▶ **Stated exercise**:
Reproduce each of the rows below verbatim and in their original order.

— Begin Exercise materials —

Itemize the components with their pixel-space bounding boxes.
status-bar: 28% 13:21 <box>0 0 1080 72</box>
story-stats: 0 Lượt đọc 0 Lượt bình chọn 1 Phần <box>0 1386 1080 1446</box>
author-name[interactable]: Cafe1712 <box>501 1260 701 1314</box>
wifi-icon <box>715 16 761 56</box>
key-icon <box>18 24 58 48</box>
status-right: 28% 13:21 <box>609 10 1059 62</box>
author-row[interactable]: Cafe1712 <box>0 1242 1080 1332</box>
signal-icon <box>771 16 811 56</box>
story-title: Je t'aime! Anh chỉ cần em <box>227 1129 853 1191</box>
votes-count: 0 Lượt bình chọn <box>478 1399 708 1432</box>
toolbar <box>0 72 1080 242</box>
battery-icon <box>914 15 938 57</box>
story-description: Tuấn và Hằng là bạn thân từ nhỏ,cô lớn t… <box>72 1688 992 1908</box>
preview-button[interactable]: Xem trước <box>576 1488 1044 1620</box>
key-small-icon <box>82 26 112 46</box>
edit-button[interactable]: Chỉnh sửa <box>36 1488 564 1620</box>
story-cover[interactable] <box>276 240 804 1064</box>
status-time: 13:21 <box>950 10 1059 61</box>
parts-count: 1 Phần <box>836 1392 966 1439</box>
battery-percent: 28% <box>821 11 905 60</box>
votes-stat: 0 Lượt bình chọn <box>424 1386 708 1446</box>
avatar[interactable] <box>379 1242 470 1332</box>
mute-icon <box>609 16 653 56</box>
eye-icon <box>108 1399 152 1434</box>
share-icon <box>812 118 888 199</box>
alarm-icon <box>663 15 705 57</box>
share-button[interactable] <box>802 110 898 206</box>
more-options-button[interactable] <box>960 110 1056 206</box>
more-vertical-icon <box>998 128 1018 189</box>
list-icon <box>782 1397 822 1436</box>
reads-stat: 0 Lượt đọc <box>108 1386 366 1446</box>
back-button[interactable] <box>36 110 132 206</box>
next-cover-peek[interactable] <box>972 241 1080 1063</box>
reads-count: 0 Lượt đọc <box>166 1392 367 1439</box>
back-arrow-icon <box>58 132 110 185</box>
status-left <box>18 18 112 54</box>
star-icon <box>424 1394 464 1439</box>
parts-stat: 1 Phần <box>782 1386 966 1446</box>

— End Exercise materials —

▶ **Answer for this exercise**:
Itemize the components with their pixel-space bounding boxes.
status-bar: 28% 13:21 <box>0 0 1080 72</box>
story-stats: 0 Lượt đọc 0 Lượt bình chọn 1 Phần <box>0 1386 1080 1446</box>
author-name[interactable]: Cafe1712 <box>501 1260 701 1314</box>
wifi-icon <box>715 16 761 56</box>
key-icon <box>18 24 58 48</box>
status-right: 28% 13:21 <box>609 10 1059 62</box>
author-row[interactable]: Cafe1712 <box>0 1242 1080 1332</box>
signal-icon <box>771 16 811 56</box>
story-title: Je t'aime! Anh chỉ cần em <box>227 1129 853 1191</box>
votes-count: 0 Lượt bình chọn <box>478 1399 708 1432</box>
toolbar <box>0 72 1080 242</box>
battery-icon <box>914 15 938 57</box>
story-description: Tuấn và Hằng là bạn thân từ nhỏ,cô lớn t… <box>72 1688 992 1908</box>
preview-button[interactable]: Xem trước <box>576 1488 1044 1620</box>
key-small-icon <box>82 26 112 46</box>
edit-button[interactable]: Chỉnh sửa <box>36 1488 564 1620</box>
story-cover[interactable] <box>276 240 804 1064</box>
status-time: 13:21 <box>950 10 1059 61</box>
parts-count: 1 Phần <box>836 1392 966 1439</box>
battery-percent: 28% <box>821 11 905 60</box>
votes-stat: 0 Lượt bình chọn <box>424 1386 708 1446</box>
avatar[interactable] <box>379 1242 470 1332</box>
mute-icon <box>609 16 653 56</box>
eye-icon <box>108 1399 152 1434</box>
share-icon <box>812 118 888 199</box>
alarm-icon <box>663 15 705 57</box>
share-button[interactable] <box>802 110 898 206</box>
more-options-button[interactable] <box>960 110 1056 206</box>
more-vertical-icon <box>998 128 1018 189</box>
list-icon <box>782 1397 822 1436</box>
reads-stat: 0 Lượt đọc <box>108 1386 366 1446</box>
back-button[interactable] <box>36 110 132 206</box>
next-cover-peek[interactable] <box>972 241 1080 1063</box>
reads-count: 0 Lượt đọc <box>166 1392 367 1439</box>
back-arrow-icon <box>58 132 110 185</box>
status-left <box>18 18 112 54</box>
star-icon <box>424 1394 464 1439</box>
parts-stat: 1 Phần <box>782 1386 966 1446</box>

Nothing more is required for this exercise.